Source records:
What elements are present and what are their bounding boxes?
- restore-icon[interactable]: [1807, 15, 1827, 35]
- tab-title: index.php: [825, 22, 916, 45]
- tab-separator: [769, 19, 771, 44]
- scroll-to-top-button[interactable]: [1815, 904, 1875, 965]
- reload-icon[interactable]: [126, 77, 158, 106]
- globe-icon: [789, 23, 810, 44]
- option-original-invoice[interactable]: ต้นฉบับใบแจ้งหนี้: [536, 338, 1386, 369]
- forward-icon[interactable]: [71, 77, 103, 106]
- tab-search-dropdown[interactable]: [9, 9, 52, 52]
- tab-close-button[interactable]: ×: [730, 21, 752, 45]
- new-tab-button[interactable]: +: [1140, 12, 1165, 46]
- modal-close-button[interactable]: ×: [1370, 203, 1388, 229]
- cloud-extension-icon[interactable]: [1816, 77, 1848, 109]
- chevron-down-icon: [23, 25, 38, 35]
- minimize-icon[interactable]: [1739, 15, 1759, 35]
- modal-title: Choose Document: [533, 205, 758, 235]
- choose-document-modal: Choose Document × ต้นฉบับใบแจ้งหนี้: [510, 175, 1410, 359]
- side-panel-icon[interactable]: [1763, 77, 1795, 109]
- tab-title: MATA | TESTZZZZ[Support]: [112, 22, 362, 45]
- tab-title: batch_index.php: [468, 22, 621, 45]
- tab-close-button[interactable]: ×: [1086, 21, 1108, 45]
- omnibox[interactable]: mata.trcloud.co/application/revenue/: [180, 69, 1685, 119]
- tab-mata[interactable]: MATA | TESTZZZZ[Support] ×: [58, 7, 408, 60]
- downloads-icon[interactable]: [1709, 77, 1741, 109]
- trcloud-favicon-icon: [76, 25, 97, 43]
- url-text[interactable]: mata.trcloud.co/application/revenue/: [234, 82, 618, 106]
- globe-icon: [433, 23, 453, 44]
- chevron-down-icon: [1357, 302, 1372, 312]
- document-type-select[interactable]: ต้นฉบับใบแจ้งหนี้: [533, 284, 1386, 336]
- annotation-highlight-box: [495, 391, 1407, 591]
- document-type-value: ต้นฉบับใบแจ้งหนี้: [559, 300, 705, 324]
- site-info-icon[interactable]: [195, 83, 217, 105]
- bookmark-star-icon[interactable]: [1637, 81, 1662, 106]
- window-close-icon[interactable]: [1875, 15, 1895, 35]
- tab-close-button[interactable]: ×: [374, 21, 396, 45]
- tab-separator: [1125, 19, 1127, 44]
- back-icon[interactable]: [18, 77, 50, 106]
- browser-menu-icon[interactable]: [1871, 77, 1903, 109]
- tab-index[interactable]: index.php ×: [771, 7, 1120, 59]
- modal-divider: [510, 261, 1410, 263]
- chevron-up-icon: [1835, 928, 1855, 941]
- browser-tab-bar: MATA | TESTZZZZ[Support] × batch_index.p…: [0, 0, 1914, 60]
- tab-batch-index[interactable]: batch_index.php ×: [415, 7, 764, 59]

Job:
Report every row above that contains the string "trcloud", copying each such row in full. Case counts.

Solution to this problem:
- omnibox[interactable]: mata.trcloud.co/application/revenue/: [180, 69, 1685, 119]
- trcloud-favicon-icon: [76, 25, 97, 43]
- url-text[interactable]: mata.trcloud.co/application/revenue/: [234, 82, 618, 106]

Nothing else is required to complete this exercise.